Dataset rows
____

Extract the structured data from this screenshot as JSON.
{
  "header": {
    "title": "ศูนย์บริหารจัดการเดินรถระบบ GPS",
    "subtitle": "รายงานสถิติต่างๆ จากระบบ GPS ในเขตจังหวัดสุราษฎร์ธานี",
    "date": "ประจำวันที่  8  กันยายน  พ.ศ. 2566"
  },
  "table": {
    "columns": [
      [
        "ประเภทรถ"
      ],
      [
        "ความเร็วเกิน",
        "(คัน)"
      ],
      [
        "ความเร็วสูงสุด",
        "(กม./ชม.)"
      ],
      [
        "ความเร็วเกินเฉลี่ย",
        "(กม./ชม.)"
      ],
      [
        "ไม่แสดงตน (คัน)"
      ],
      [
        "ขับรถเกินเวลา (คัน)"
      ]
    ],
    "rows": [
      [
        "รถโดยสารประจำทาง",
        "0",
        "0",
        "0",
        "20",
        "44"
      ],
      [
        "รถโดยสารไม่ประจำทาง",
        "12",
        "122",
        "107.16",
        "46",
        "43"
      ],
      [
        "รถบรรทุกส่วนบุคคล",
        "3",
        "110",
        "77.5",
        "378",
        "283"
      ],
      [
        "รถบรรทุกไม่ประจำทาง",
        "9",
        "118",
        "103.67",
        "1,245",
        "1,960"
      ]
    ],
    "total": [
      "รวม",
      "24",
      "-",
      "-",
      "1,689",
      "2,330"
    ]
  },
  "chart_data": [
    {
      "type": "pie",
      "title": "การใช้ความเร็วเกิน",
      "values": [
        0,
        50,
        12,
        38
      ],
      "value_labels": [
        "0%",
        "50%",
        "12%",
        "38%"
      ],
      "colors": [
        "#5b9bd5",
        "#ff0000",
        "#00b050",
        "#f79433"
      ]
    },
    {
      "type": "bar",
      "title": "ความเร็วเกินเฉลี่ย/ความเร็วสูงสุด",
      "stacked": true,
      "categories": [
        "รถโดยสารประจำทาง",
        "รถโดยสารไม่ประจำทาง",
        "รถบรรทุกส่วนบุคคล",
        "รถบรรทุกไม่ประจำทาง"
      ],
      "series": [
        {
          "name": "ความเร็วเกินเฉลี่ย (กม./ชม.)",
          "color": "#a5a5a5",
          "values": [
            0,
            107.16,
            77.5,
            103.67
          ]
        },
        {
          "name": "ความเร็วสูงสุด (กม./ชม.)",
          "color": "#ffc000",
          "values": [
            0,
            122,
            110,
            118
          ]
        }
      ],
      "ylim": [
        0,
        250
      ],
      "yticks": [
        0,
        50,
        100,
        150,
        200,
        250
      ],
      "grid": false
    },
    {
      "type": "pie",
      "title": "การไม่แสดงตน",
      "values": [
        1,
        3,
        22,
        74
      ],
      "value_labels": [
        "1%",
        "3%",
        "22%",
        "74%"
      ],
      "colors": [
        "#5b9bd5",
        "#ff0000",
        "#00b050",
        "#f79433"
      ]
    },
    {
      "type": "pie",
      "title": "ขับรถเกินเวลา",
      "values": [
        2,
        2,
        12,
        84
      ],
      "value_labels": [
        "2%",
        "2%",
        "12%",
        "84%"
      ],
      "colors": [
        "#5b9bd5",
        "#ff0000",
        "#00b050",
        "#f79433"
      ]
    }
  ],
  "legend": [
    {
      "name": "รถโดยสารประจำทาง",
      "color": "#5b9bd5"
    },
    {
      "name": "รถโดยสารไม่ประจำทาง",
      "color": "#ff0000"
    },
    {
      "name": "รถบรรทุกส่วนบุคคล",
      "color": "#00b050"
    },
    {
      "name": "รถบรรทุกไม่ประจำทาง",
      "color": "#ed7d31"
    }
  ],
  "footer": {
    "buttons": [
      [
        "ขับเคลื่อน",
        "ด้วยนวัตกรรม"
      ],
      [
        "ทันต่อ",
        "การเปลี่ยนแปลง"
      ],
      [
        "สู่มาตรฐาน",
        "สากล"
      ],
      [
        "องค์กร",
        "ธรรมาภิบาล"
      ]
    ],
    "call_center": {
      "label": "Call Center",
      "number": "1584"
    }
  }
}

____

*GIVEN EXERCISE*
Each line in the material above must be retyped without alteration.

*WRITTEN ANSWER*
Extract the structured data from this screenshot as JSON.
{
  "header": {
    "title": "ศูนย์บริหารจัดการเดินรถระบบ GPS",
    "subtitle": "รายงานสถิติต่างๆ จากระบบ GPS ในเขตจังหวัดสุราษฎร์ธานี",
    "date": "ประจำวันที่  8  กันยายน  พ.ศ. 2566"
  },
  "table": {
    "columns": [
      [
        "ประเภทรถ"
      ],
      [
        "ความเร็วเกิน",
        "(คัน)"
      ],
      [
        "ความเร็วสูงสุด",
        "(กม./ชม.)"
      ],
      [
        "ความเร็วเกินเฉลี่ย",
        "(กม./ชม.)"
      ],
      [
        "ไม่แสดงตน (คัน)"
      ],
      [
        "ขับรถเกินเวลา (คัน)"
      ]
    ],
    "rows": [
      [
        "รถโดยสารประจำทาง",
        "0",
        "0",
        "0",
        "20",
        "44"
      ],
      [
        "รถโดยสารไม่ประจำทาง",
        "12",
        "122",
        "107.16",
        "46",
        "43"
      ],
      [
        "รถบรรทุกส่วนบุคคล",
        "3",
        "110",
        "77.5",
        "378",
        "283"
      ],
      [
        "รถบรรทุกไม่ประจำทาง",
        "9",
        "118",
        "103.67",
        "1,245",
        "1,960"
      ]
    ],
    "total": [
      "รวม",
      "24",
      "-",
      "-",
      "1,689",
      "2,330"
    ]
  },
  "chart_data": [
    {
      "type": "pie",
      "title": "การใช้ความเร็วเกิน",
      "values": [
        0,
        50,
        12,
        38
      ],
      "value_labels": [
        "0%",
        "50%",
        "12%",
        "38%"
      ],
      "colors": [
        "#5b9bd5",
        "#ff0000",
        "#00b050",
        "#f79433"
      ]
    },
    {
      "type": "bar",
      "title": "ความเร็วเกินเฉลี่ย/ความเร็วสูงสุด",
      "stacked": true,
      "categories": [
        "รถโดยสารประจำทาง",
        "รถโดยสารไม่ประจำทาง",
        "รถบรรทุกส่วนบุคคล",
        "รถบรรทุกไม่ประจำทาง"
      ],
      "series": [
        {
          "name": "ความเร็วเกินเฉลี่ย (กม./ชม.)",
          "color": "#a5a5a5",
          "values": [
            0,
            107.16,
            77.5,
            103.67
          ]
        },
        {
          "name": "ความเร็วสูงสุด (กม./ชม.)",
          "color": "#ffc000",
          "values": [
            0,
            122,
            110,
            118
          ]
        }
      ],
      "ylim": [
        0,
        250
      ],
      "yticks": [
        0,
        50,
        100,
        150,
        200,
        250
      ],
      "grid": false
    },
    {
      "type": "pie",
      "title": "การไม่แสดงตน",
      "values": [
        1,
        3,
        22,
        74
      ],
      "value_labels": [
        "1%",
        "3%",
        "22%",
        "74%"
      ],
      "colors": [
        "#5b9bd5",
        "#ff0000",
        "#00b050",
        "#f79433"
      ]
    },
    {
      "type": "pie",
      "title": "ขับรถเกินเวลา",
      "values": [
        2,
        2,
        12,
        84
      ],
      "value_labels": [
        "2%",
        "2%",
        "12%",
        "84%"
      ],
      "colors": [
        "#5b9bd5",
        "#ff0000",
        "#00b050",
        "#f79433"
      ]
    }
  ],
  "legend": [
    {
      "name": "รถโดยสารประจำทาง",
      "color": "#5b9bd5"
    },
    {
      "name": "รถโดยสารไม่ประจำทาง",
      "color": "#ff0000"
    },
    {
      "name": "รถบรรทุกส่วนบุคคล",
      "color": "#00b050"
    },
    {
      "name": "รถบรรทุกไม่ประจำทาง",
      "color": "#ed7d31"
    }
  ],
  "footer": {
    "buttons": [
      [
        "ขับเคลื่อน",
        "ด้วยนวัตกรรม"
      ],
      [
        "ทันต่อ",
        "การเปลี่ยนแปลง"
      ],
      [
        "สู่มาตรฐาน",
        "สากล"
      ],
      [
        "องค์กร",
        "ธรรมาภิบาล"
      ]
    ],
    "call_center": {
      "label": "Call Center",
      "number": "1584"
    }
  }
}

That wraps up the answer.